■ WRITTEN EXERCISE ■
Emit the entire listing verbatim.

■ Extracted data entries ■
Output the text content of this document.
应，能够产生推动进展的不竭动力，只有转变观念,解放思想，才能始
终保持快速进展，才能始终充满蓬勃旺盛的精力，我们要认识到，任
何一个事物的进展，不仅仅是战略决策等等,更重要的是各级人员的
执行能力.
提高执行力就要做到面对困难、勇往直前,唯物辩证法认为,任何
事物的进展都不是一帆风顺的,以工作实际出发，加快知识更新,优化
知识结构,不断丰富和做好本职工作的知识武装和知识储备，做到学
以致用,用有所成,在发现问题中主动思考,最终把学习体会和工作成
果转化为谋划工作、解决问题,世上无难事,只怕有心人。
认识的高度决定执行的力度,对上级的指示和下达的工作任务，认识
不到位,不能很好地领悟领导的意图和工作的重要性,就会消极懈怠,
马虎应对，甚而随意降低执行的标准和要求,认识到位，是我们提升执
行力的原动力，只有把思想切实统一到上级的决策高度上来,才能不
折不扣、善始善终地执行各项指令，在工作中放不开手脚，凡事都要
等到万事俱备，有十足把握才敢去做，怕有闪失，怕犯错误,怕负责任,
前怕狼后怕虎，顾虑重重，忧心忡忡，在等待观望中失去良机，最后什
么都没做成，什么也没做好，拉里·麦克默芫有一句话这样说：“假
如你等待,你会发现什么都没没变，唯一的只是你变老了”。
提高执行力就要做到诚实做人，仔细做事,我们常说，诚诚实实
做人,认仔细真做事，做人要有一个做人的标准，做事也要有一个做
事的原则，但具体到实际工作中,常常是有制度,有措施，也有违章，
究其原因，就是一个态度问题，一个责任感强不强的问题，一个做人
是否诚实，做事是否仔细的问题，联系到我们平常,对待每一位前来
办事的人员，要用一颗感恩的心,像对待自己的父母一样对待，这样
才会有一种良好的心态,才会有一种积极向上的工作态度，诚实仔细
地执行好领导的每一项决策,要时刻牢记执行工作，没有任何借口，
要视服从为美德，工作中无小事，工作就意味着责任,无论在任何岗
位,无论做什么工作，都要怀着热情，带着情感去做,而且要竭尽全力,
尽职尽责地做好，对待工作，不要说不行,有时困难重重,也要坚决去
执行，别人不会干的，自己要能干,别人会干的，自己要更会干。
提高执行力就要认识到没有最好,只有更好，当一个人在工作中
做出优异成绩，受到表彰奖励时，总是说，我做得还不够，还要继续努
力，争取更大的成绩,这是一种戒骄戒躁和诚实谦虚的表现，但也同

■ EXPECTED OUTPUT ■
Output the text content of this document.
应，能够产生推动进展的不竭动力，只有转变观念,解放思想，才能始
终保持快速进展，才能始终充满蓬勃旺盛的精力，我们要认识到，任
何一个事物的进展，不仅仅是战略决策等等,更重要的是各级人员的
执行能力.
提高执行力就要做到面对困难、勇往直前,唯物辩证法认为,任何
事物的进展都不是一帆风顺的,以工作实际出发，加快知识更新,优化
知识结构,不断丰富和做好本职工作的知识武装和知识储备，做到学
以致用,用有所成,在发现问题中主动思考,最终把学习体会和工作成
果转化为谋划工作、解决问题,世上无难事,只怕有心人。
认识的高度决定执行的力度,对上级的指示和下达的工作任务，认识
不到位,不能很好地领悟领导的意图和工作的重要性,就会消极懈怠,
马虎应对，甚而随意降低执行的标准和要求,认识到位，是我们提升执
行力的原动力，只有把思想切实统一到上级的决策高度上来,才能不
折不扣、善始善终地执行各项指令，在工作中放不开手脚，凡事都要
等到万事俱备，有十足把握才敢去做，怕有闪失，怕犯错误,怕负责任,
前怕狼后怕虎，顾虑重重，忧心忡忡，在等待观望中失去良机，最后什
么都没做成，什么也没做好，拉里·麦克默芫有一句话这样说：“假
如你等待,你会发现什么都没没变，唯一的只是你变老了”。
提高执行力就要做到诚实做人，仔细做事,我们常说，诚诚实实
做人,认仔细真做事，做人要有一个做人的标准，做事也要有一个做
事的原则，但具体到实际工作中,常常是有制度,有措施，也有违章，
究其原因，就是一个态度问题，一个责任感强不强的问题，一个做人
是否诚实，做事是否仔细的问题，联系到我们平常,对待每一位前来
办事的人员，要用一颗感恩的心,像对待自己的父母一样对待，这样
才会有一种良好的心态,才会有一种积极向上的工作态度，诚实仔细
地执行好领导的每一项决策,要时刻牢记执行工作，没有任何借口，
要视服从为美德，工作中无小事，工作就意味着责任,无论在任何岗
位,无论做什么工作，都要怀着热情，带着情感去做,而且要竭尽全力,
尽职尽责地做好，对待工作，不要说不行,有时困难重重,也要坚决去
执行，别人不会干的，自己要能干,别人会干的，自己要更会干。
提高执行力就要认识到没有最好,只有更好，当一个人在工作中
做出优异成绩，受到表彰奖励时，总是说，我做得还不够，还要继续努
力，争取更大的成绩,这是一种戒骄戒躁和诚实谦虚的表现，但也同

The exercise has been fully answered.